Recorded information:
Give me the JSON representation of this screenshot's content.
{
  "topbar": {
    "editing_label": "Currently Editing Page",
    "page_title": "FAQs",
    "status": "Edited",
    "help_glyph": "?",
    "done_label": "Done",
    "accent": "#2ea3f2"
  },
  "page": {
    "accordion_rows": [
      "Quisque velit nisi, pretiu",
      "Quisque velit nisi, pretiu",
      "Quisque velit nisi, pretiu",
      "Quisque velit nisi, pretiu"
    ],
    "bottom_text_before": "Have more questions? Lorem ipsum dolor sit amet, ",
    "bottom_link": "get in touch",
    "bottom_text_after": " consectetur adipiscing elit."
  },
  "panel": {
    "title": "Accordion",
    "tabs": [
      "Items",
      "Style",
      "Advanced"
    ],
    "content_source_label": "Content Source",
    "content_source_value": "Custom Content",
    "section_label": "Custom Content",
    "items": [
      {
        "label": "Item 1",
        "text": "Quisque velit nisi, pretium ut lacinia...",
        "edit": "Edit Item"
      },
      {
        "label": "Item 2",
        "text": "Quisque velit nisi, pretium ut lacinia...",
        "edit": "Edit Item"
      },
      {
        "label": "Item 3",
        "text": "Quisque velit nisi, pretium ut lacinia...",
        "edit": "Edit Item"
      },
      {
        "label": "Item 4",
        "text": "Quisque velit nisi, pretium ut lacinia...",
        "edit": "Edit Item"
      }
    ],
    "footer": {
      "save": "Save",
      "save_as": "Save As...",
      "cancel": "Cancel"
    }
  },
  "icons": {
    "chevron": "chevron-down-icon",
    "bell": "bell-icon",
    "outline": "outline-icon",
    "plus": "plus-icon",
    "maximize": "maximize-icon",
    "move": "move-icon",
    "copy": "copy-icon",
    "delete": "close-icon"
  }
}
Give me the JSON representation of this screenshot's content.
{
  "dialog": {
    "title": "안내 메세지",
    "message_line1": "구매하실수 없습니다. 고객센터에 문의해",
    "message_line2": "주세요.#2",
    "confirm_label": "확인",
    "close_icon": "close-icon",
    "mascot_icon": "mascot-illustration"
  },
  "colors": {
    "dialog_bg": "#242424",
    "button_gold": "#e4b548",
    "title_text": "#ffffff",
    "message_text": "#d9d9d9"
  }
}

Task to carry out: Copy every record exactly as presented.

Answer to the task:
Give me the JSON representation of this screenshot's content.
{
  "topbar": {
    "editing_label": "Currently Editing Page",
    "page_title": "FAQs",
    "status": "Edited",
    "help_glyph": "?",
    "done_label": "Done",
    "accent": "#2ea3f2"
  },
  "page": {
    "accordion_rows": [
      "Quisque velit nisi, pretiu",
      "Quisque velit nisi, pretiu",
      "Quisque velit nisi, pretiu",
      "Quisque velit nisi, pretiu"
    ],
    "bottom_text_before": "Have more questions? Lorem ipsum dolor sit amet, ",
    "bottom_link": "get in touch",
    "bottom_text_after": " consectetur adipiscing elit."
  },
  "panel": {
    "title": "Accordion",
    "tabs": [
      "Items",
      "Style",
      "Advanced"
    ],
    "content_source_label": "Content Source",
    "content_source_value": "Custom Content",
    "section_label": "Custom Content",
    "items": [
      {
        "label": "Item 1",
        "text": "Quisque velit nisi, pretium ut lacinia...",
        "edit": "Edit Item"
      },
      {
        "label": "Item 2",
        "text": "Quisque velit nisi, pretium ut lacinia...",
        "edit": "Edit Item"
      },
      {
        "label": "Item 3",
        "text": "Quisque velit nisi, pretium ut lacinia...",
        "edit": "Edit Item"
      },
      {
        "label": "Item 4",
        "text": "Quisque velit nisi, pretium ut lacinia...",
        "edit": "Edit Item"
      }
    ],
    "footer": {
      "save": "Save",
      "save_as": "Save As...",
      "cancel": "Cancel"
    }
  },
  "icons": {
    "chevron": "chevron-down-icon",
    "bell": "bell-icon",
    "outline": "outline-icon",
    "plus": "plus-icon",
    "maximize": "maximize-icon",
    "move": "move-icon",
    "copy": "copy-icon",
    "delete": "close-icon"
  }
}
Give me the JSON representation of this screenshot's content.
{
  "dialog": {
    "title": "안내 메세지",
    "message_line1": "구매하실수 없습니다. 고객센터에 문의해",
    "message_line2": "주세요.#2",
    "confirm_label": "확인",
    "close_icon": "close-icon",
    "mascot_icon": "mascot-illustration"
  },
  "colors": {
    "dialog_bg": "#242424",
    "button_gold": "#e4b548",
    "title_text": "#ffffff",
    "message_text": "#d9d9d9"
  }
}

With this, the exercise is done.